> **Text to read**

++++

Fine art: Another break from the evolution of a painting!

Mother and Child During Wartime:


Why is art called Fine? Why do dead artist's works go for millions while they suffer to make a living while alive? Well here is why...


“What is referred to as the “art world” is not a thing apart from the art market. The latter has long been heavily influenced by a small number of moneyed personages like Huntington Hartford, John Paul Getty, Nelson Rockefeller, Paul Mellon, and Joseph Hirschorn, who have treated artworks not as part of our common treasure but, in true capitalist style, as objects of pecuniary investment and private acquisition. They have financed the museums and major galleries, the art books, art magazines, art critics, university endowments, and various art schools and centers- reaping considerable tax write-offs in the doing.* As trustees, publishers, patrons and speculators, these wealthy
few and their associates also exercise an influence over the means of artistic production, setting implicit ideological limits to creative expression. While they cannot always predetermine artistic output, they exercise much control over its distribution.#
Artists who move beyond acceptable boundaries run the risk of not being shown. In most high-toned art circles, political art that contains radical content is treated as an oxymoron and labeled “propaganda.” Art and politics do not mix, we are told----which would be news to such great artists as Goya, Daumier, Picasso, and Rivera.

++++

> **Dataset content**
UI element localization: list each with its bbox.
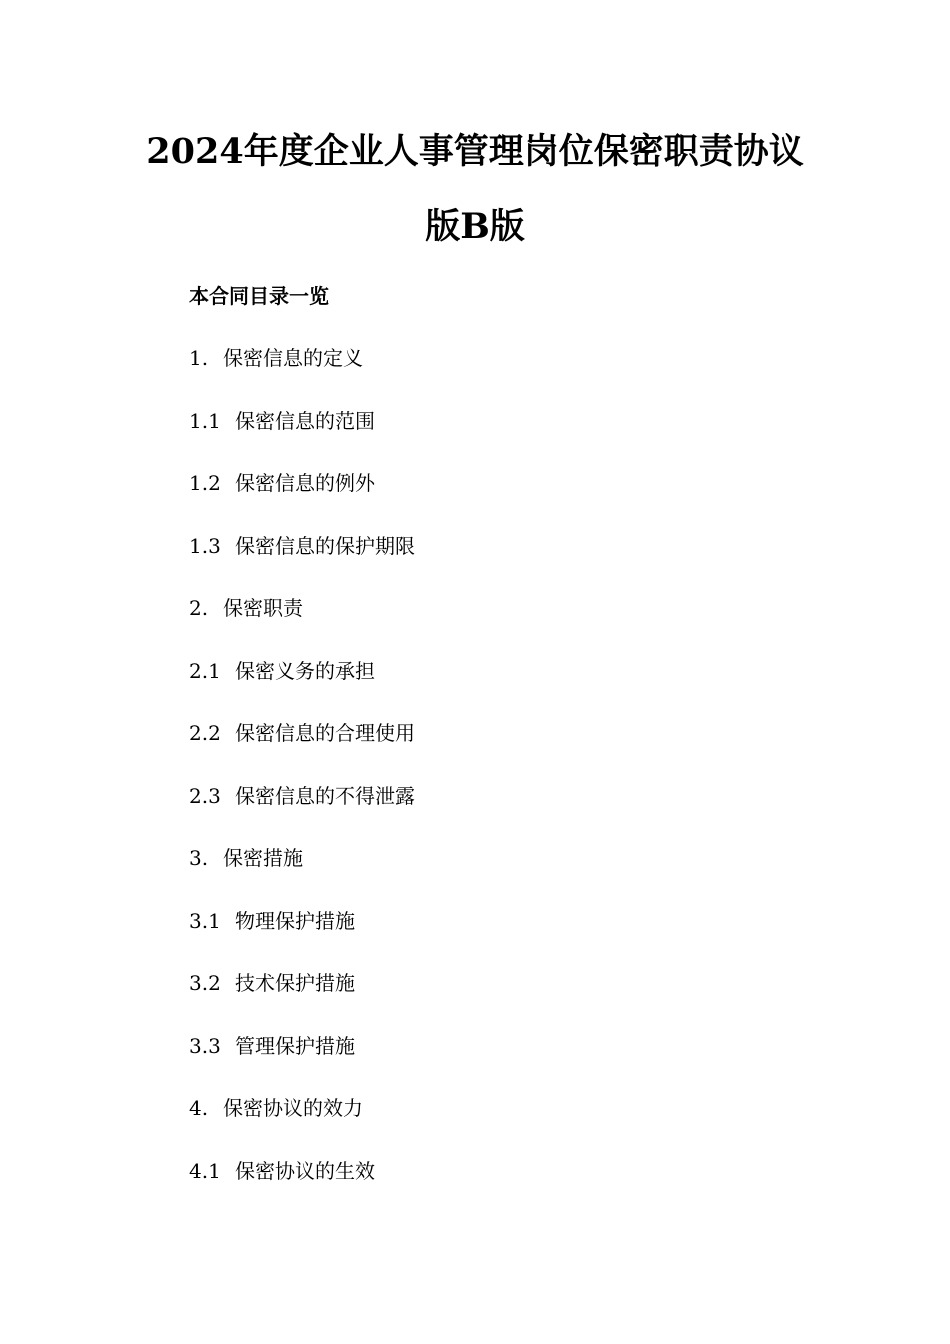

++++

> **Things to do**
(1) Answer these from the passage on the art world and the art market:
(a) What do the wealthy few exercise much control over, even when they cannot predetermine artistic output?
(b) What label does political art with radical content get in most high-toned art circles?
(c) Which four artists does the passage name as great artists?
(2) Reproduce the passage on the art world and the art market word for word, between "Fine art: Another" and "here is why...", inclusive.

> **Answers below**
(1)
(a) The distribution of artistic output.
(b) "Propaganda."
(c) Goya, Daumier, Picasso, and Rivera.

(2)
Fine art: Another break from the evolution of a painting!

Mother and Child During Wartime:


Why is art called Fine? Why do dead artist's works go for millions while they suffer to make a living while alive? Well here is why...